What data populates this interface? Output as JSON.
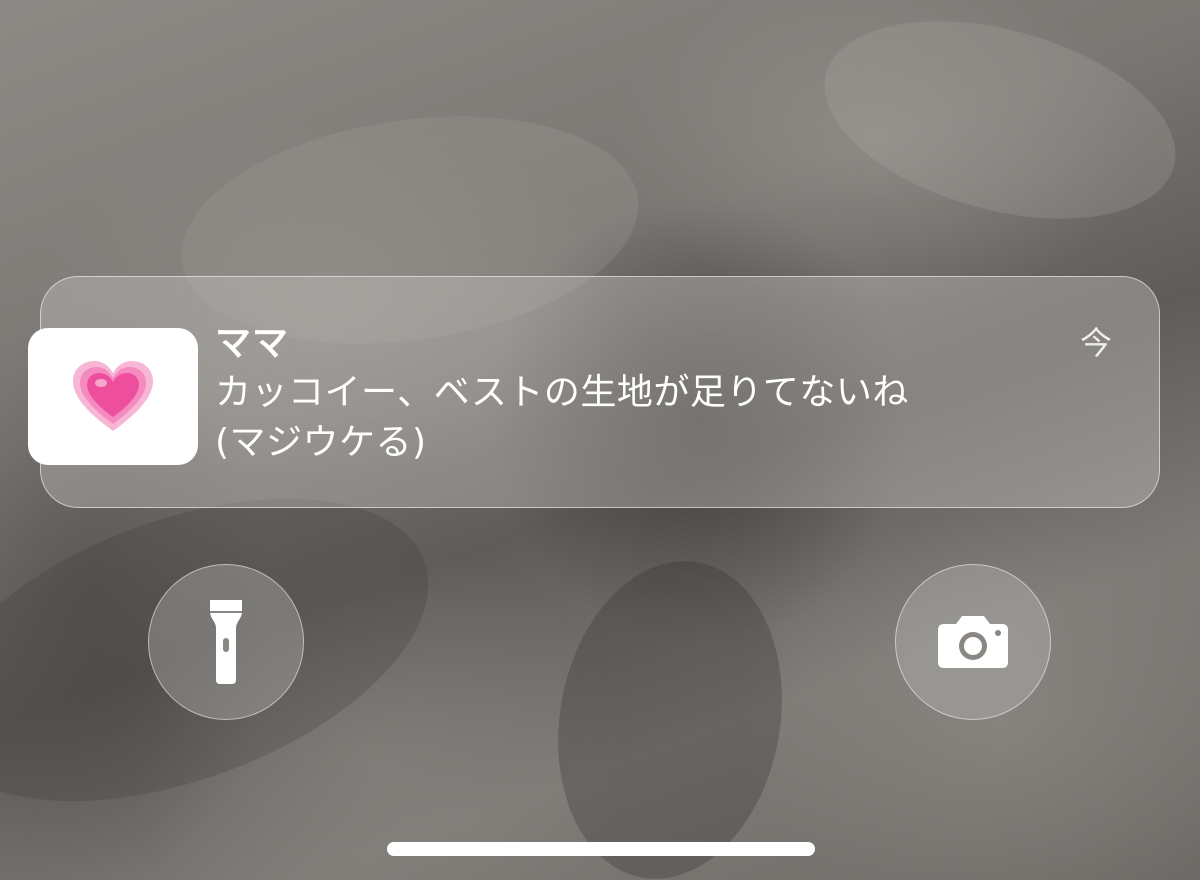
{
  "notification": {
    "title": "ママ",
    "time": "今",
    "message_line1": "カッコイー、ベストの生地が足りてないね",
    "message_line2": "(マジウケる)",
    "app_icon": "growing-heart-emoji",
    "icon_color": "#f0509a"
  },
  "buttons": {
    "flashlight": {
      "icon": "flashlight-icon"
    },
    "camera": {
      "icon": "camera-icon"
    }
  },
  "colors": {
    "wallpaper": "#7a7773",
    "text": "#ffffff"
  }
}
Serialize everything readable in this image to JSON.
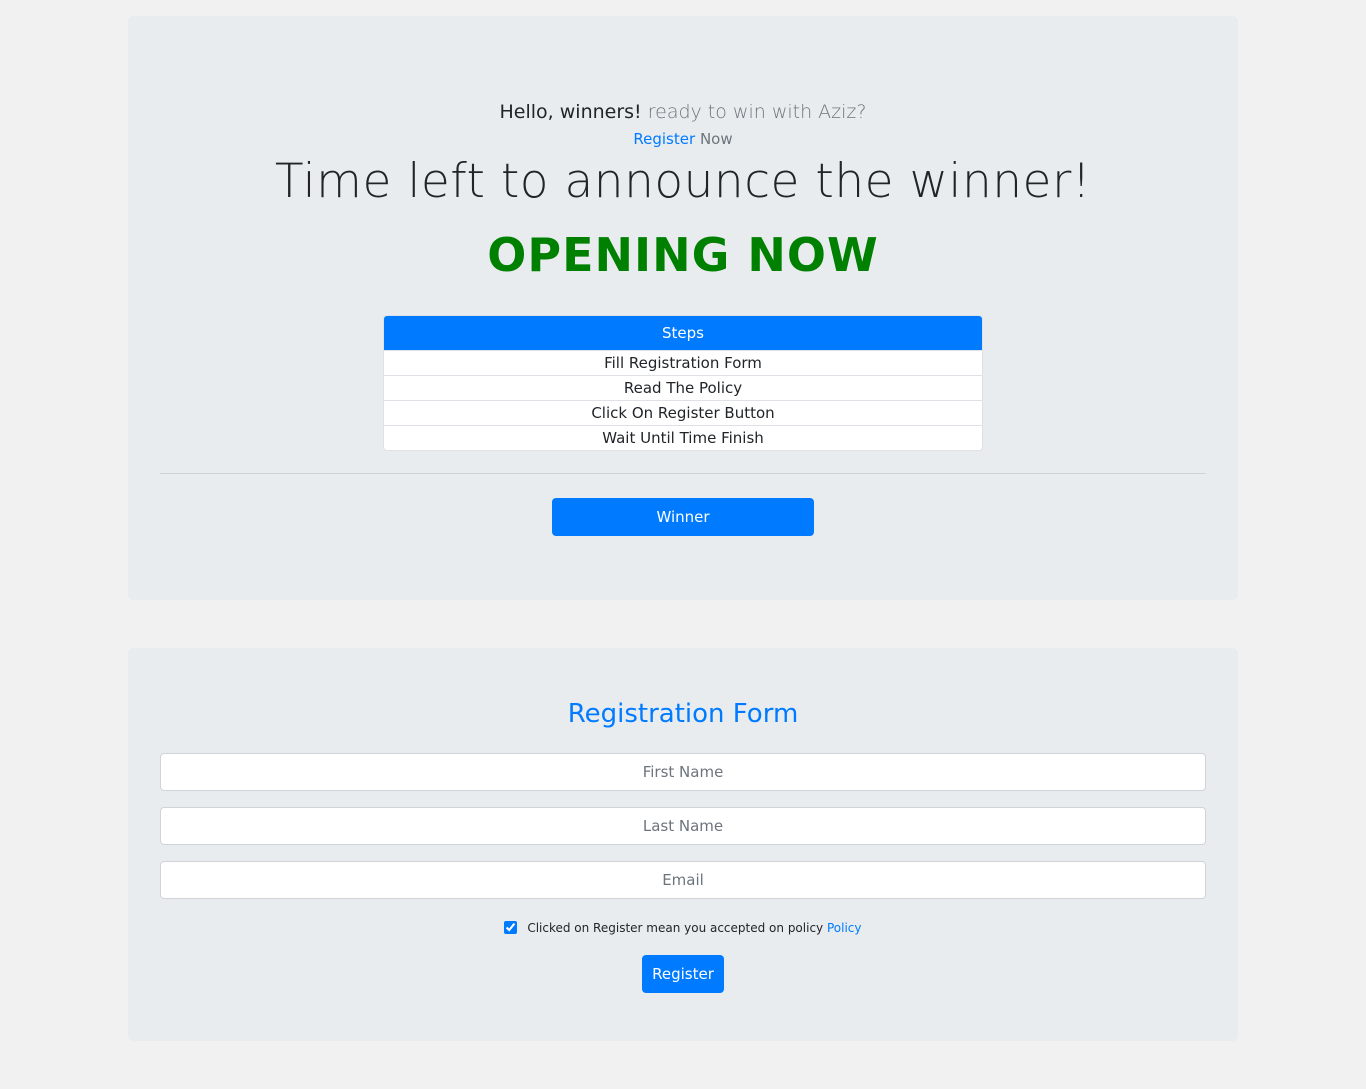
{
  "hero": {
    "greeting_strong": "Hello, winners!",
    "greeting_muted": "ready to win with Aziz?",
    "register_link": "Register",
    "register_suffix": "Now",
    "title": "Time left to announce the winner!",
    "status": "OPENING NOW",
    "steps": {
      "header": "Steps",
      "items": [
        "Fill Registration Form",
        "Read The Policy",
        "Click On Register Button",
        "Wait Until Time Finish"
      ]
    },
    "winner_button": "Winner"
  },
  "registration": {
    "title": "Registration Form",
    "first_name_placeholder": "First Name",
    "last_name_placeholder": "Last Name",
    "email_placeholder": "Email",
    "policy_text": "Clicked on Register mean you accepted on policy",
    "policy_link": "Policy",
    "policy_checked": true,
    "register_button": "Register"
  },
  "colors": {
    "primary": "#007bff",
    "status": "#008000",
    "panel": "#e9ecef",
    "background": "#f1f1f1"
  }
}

**EXERCISE DIRECTIONS:** Leave out the pictures and transcribe the entries above exactly.

**CORRECT OUTPUT:**
What data populates this interface? Output as JSON.
{
  "notification": {
    "title": "ママ",
    "time": "今",
    "message_line1": "カッコイー、ベストの生地が足りてないね",
    "message_line2": "(マジウケる)",
    "app_icon": "growing-heart-emoji",
    "icon_color": "#f0509a"
  },
  "buttons": {
    "flashlight": {
      "icon": "flashlight-icon"
    },
    "camera": {
      "icon": "camera-icon"
    }
  },
  "colors": {
    "wallpaper": "#7a7773",
    "text": "#ffffff"
  }
}
Serialize everything readable in this image to JSON.
{
  "hero": {
    "greeting_strong": "Hello, winners!",
    "greeting_muted": "ready to win with Aziz?",
    "register_link": "Register",
    "register_suffix": "Now",
    "title": "Time left to announce the winner!",
    "status": "OPENING NOW",
    "steps": {
      "header": "Steps",
      "items": [
        "Fill Registration Form",
        "Read The Policy",
        "Click On Register Button",
        "Wait Until Time Finish"
      ]
    },
    "winner_button": "Winner"
  },
  "registration": {
    "title": "Registration Form",
    "first_name_placeholder": "First Name",
    "last_name_placeholder": "Last Name",
    "email_placeholder": "Email",
    "policy_text": "Clicked on Register mean you accepted on policy",
    "policy_link": "Policy",
    "policy_checked": true,
    "register_button": "Register"
  },
  "colors": {
    "primary": "#007bff",
    "status": "#008000",
    "panel": "#e9ecef",
    "background": "#f1f1f1"
  }
}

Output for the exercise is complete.